* _Task description_: Extract all of the data and reproduce it precisely.

* _Material for this exercise_:
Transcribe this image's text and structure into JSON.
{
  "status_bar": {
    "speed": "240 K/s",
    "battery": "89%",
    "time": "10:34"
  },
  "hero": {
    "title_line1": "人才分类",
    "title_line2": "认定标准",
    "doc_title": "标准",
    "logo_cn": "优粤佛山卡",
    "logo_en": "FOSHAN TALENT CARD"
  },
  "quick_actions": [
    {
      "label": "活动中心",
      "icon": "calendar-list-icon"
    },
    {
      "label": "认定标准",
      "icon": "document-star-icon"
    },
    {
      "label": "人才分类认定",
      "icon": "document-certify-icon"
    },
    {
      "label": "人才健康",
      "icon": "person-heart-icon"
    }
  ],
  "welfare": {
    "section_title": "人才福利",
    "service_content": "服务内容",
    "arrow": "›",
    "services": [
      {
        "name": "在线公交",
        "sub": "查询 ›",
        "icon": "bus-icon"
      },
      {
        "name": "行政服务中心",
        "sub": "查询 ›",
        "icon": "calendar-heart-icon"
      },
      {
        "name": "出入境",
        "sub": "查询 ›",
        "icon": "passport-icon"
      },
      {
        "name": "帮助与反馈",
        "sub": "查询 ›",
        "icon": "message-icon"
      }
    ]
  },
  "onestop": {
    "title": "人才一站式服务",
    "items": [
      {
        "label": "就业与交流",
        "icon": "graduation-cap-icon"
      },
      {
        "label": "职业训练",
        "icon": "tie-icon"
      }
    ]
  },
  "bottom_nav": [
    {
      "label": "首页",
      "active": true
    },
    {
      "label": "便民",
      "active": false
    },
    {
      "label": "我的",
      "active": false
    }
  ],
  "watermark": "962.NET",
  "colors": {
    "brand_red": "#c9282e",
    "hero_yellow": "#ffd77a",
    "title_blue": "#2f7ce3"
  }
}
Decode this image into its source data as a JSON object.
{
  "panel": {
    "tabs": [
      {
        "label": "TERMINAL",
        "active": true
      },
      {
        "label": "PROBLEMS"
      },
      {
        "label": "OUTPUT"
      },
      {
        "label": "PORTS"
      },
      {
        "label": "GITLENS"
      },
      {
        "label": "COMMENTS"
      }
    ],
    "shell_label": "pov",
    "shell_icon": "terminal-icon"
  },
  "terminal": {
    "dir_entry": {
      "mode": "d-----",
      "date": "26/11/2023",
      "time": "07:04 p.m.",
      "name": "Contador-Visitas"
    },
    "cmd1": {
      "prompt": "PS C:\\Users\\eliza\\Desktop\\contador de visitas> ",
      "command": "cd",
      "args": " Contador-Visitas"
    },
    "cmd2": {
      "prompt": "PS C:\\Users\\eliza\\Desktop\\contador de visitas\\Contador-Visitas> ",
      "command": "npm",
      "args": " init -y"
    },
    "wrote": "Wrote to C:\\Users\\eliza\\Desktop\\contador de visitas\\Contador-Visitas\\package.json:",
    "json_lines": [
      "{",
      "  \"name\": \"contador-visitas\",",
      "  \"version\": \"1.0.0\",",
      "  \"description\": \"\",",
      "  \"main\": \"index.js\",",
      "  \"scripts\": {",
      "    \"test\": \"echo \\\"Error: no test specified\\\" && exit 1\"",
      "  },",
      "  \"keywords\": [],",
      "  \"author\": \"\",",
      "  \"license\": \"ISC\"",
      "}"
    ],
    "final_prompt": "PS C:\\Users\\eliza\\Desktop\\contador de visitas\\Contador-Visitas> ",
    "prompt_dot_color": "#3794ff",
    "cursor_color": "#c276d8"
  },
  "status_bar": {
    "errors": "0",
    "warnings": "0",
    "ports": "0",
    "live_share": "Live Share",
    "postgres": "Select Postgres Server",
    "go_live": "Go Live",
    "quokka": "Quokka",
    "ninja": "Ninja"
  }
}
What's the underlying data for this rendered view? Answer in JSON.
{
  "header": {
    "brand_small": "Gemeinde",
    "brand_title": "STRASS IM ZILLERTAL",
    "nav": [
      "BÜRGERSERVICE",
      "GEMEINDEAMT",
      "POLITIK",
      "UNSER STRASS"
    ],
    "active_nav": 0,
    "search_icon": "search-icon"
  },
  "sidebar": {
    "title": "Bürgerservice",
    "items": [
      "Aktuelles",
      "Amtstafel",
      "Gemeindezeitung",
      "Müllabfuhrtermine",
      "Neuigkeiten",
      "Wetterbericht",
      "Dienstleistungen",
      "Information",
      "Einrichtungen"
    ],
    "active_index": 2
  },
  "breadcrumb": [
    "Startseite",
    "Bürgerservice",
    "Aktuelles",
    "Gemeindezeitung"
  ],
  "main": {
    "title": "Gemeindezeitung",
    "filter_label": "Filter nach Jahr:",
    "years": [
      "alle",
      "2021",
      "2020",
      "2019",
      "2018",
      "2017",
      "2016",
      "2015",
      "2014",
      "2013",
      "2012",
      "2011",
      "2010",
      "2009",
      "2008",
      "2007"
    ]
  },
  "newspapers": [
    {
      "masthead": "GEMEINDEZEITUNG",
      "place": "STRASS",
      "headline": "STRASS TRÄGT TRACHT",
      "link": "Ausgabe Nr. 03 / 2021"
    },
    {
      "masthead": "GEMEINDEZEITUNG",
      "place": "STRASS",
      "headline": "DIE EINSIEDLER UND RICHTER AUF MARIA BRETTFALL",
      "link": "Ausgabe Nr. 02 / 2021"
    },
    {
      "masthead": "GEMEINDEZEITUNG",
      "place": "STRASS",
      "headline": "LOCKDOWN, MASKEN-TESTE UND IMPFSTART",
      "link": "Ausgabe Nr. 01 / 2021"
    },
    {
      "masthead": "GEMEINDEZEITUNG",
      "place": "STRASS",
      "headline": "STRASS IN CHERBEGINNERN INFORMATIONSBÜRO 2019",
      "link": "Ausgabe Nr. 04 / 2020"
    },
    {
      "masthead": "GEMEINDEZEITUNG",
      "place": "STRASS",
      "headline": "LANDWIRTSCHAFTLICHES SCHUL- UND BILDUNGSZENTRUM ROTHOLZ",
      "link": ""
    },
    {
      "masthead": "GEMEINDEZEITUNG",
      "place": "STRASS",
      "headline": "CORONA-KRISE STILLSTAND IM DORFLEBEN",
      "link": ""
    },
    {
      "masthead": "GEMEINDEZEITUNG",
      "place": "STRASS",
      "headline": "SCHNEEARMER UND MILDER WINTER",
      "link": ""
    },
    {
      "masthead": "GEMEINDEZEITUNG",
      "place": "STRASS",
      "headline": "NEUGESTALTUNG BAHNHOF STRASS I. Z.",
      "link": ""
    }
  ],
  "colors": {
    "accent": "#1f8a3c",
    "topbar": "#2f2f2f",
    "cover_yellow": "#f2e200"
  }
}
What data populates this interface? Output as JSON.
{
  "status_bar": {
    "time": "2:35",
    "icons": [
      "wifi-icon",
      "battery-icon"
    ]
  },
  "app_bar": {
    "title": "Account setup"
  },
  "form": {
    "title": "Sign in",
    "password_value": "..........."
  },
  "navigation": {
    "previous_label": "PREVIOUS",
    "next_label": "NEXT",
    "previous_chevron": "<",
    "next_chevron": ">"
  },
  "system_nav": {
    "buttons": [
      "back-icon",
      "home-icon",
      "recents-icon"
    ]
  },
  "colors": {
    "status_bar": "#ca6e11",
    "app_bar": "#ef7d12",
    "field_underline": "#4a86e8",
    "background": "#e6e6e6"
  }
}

* _Response for this exercise_:
Transcribe this image's text and structure into JSON.
{
  "status_bar": {
    "speed": "240 K/s",
    "battery": "89%",
    "time": "10:34"
  },
  "hero": {
    "title_line1": "人才分类",
    "title_line2": "认定标准",
    "doc_title": "标准",
    "logo_cn": "优粤佛山卡",
    "logo_en": "FOSHAN TALENT CARD"
  },
  "quick_actions": [
    {
      "label": "活动中心",
      "icon": "calendar-list-icon"
    },
    {
      "label": "认定标准",
      "icon": "document-star-icon"
    },
    {
      "label": "人才分类认定",
      "icon": "document-certify-icon"
    },
    {
      "label": "人才健康",
      "icon": "person-heart-icon"
    }
  ],
  "welfare": {
    "section_title": "人才福利",
    "service_content": "服务内容",
    "arrow": "›",
    "services": [
      {
        "name": "在线公交",
        "sub": "查询 ›",
        "icon": "bus-icon"
      },
      {
        "name": "行政服务中心",
        "sub": "查询 ›",
        "icon": "calendar-heart-icon"
      },
      {
        "name": "出入境",
        "sub": "查询 ›",
        "icon": "passport-icon"
      },
      {
        "name": "帮助与反馈",
        "sub": "查询 ›",
        "icon": "message-icon"
      }
    ]
  },
  "onestop": {
    "title": "人才一站式服务",
    "items": [
      {
        "label": "就业与交流",
        "icon": "graduation-cap-icon"
      },
      {
        "label": "职业训练",
        "icon": "tie-icon"
      }
    ]
  },
  "bottom_nav": [
    {
      "label": "首页",
      "active": true
    },
    {
      "label": "便民",
      "active": false
    },
    {
      "label": "我的",
      "active": false
    }
  ],
  "watermark": "962.NET",
  "colors": {
    "brand_red": "#c9282e",
    "hero_yellow": "#ffd77a",
    "title_blue": "#2f7ce3"
  }
}
Decode this image into its source data as a JSON object.
{
  "panel": {
    "tabs": [
      {
        "label": "TERMINAL",
        "active": true
      },
      {
        "label": "PROBLEMS"
      },
      {
        "label": "OUTPUT"
      },
      {
        "label": "PORTS"
      },
      {
        "label": "GITLENS"
      },
      {
        "label": "COMMENTS"
      }
    ],
    "shell_label": "pov",
    "shell_icon": "terminal-icon"
  },
  "terminal": {
    "dir_entry": {
      "mode": "d-----",
      "date": "26/11/2023",
      "time": "07:04 p.m.",
      "name": "Contador-Visitas"
    },
    "cmd1": {
      "prompt": "PS C:\\Users\\eliza\\Desktop\\contador de visitas> ",
      "command": "cd",
      "args": " Contador-Visitas"
    },
    "cmd2": {
      "prompt": "PS C:\\Users\\eliza\\Desktop\\contador de visitas\\Contador-Visitas> ",
      "command": "npm",
      "args": " init -y"
    },
    "wrote": "Wrote to C:\\Users\\eliza\\Desktop\\contador de visitas\\Contador-Visitas\\package.json:",
    "json_lines": [
      "{",
      "  \"name\": \"contador-visitas\",",
      "  \"version\": \"1.0.0\",",
      "  \"description\": \"\",",
      "  \"main\": \"index.js\",",
      "  \"scripts\": {",
      "    \"test\": \"echo \\\"Error: no test specified\\\" && exit 1\"",
      "  },",
      "  \"keywords\": [],",
      "  \"author\": \"\",",
      "  \"license\": \"ISC\"",
      "}"
    ],
    "final_prompt": "PS C:\\Users\\eliza\\Desktop\\contador de visitas\\Contador-Visitas> ",
    "prompt_dot_color": "#3794ff",
    "cursor_color": "#c276d8"
  },
  "status_bar": {
    "errors": "0",
    "warnings": "0",
    "ports": "0",
    "live_share": "Live Share",
    "postgres": "Select Postgres Server",
    "go_live": "Go Live",
    "quokka": "Quokka",
    "ninja": "Ninja"
  }
}
What's the underlying data for this rendered view? Answer in JSON.
{
  "header": {
    "brand_small": "Gemeinde",
    "brand_title": "STRASS IM ZILLERTAL",
    "nav": [
      "BÜRGERSERVICE",
      "GEMEINDEAMT",
      "POLITIK",
      "UNSER STRASS"
    ],
    "active_nav": 0,
    "search_icon": "search-icon"
  },
  "sidebar": {
    "title": "Bürgerservice",
    "items": [
      "Aktuelles",
      "Amtstafel",
      "Gemeindezeitung",
      "Müllabfuhrtermine",
      "Neuigkeiten",
      "Wetterbericht",
      "Dienstleistungen",
      "Information",
      "Einrichtungen"
    ],
    "active_index": 2
  },
  "breadcrumb": [
    "Startseite",
    "Bürgerservice",
    "Aktuelles",
    "Gemeindezeitung"
  ],
  "main": {
    "title": "Gemeindezeitung",
    "filter_label": "Filter nach Jahr:",
    "years": [
      "alle",
      "2021",
      "2020",
      "2019",
      "2018",
      "2017",
      "2016",
      "2015",
      "2014",
      "2013",
      "2012",
      "2011",
      "2010",
      "2009",
      "2008",
      "2007"
    ]
  },
  "newspapers": [
    {
      "masthead": "GEMEINDEZEITUNG",
      "place": "STRASS",
      "headline": "STRASS TRÄGT TRACHT",
      "link": "Ausgabe Nr. 03 / 2021"
    },
    {
      "masthead": "GEMEINDEZEITUNG",
      "place": "STRASS",
      "headline": "DIE EINSIEDLER UND RICHTER AUF MARIA BRETTFALL",
      "link": "Ausgabe Nr. 02 / 2021"
    },
    {
      "masthead": "GEMEINDEZEITUNG",
      "place": "STRASS",
      "headline": "LOCKDOWN, MASKEN-TESTE UND IMPFSTART",
      "link": "Ausgabe Nr. 01 / 2021"
    },
    {
      "masthead": "GEMEINDEZEITUNG",
      "place": "STRASS",
      "headline": "STRASS IN CHERBEGINNERN INFORMATIONSBÜRO 2019",
      "link": "Ausgabe Nr. 04 / 2020"
    },
    {
      "masthead": "GEMEINDEZEITUNG",
      "place": "STRASS",
      "headline": "LANDWIRTSCHAFTLICHES SCHUL- UND BILDUNGSZENTRUM ROTHOLZ",
      "link": ""
    },
    {
      "masthead": "GEMEINDEZEITUNG",
      "place": "STRASS",
      "headline": "CORONA-KRISE STILLSTAND IM DORFLEBEN",
      "link": ""
    },
    {
      "masthead": "GEMEINDEZEITUNG",
      "place": "STRASS",
      "headline": "SCHNEEARMER UND MILDER WINTER",
      "link": ""
    },
    {
      "masthead": "GEMEINDEZEITUNG",
      "place": "STRASS",
      "headline": "NEUGESTALTUNG BAHNHOF STRASS I. Z.",
      "link": ""
    }
  ],
  "colors": {
    "accent": "#1f8a3c",
    "topbar": "#2f2f2f",
    "cover_yellow": "#f2e200"
  }
}
What data populates this interface? Output as JSON.
{
  "status_bar": {
    "time": "2:35",
    "icons": [
      "wifi-icon",
      "battery-icon"
    ]
  },
  "app_bar": {
    "title": "Account setup"
  },
  "form": {
    "title": "Sign in",
    "password_value": "..........."
  },
  "navigation": {
    "previous_label": "PREVIOUS",
    "next_label": "NEXT",
    "previous_chevron": "<",
    "next_chevron": ">"
  },
  "system_nav": {
    "buttons": [
      "back-icon",
      "home-icon",
      "recents-icon"
    ]
  },
  "colors": {
    "status_bar": "#ca6e11",
    "app_bar": "#ef7d12",
    "field_underline": "#4a86e8",
    "background": "#e6e6e6"
  }
}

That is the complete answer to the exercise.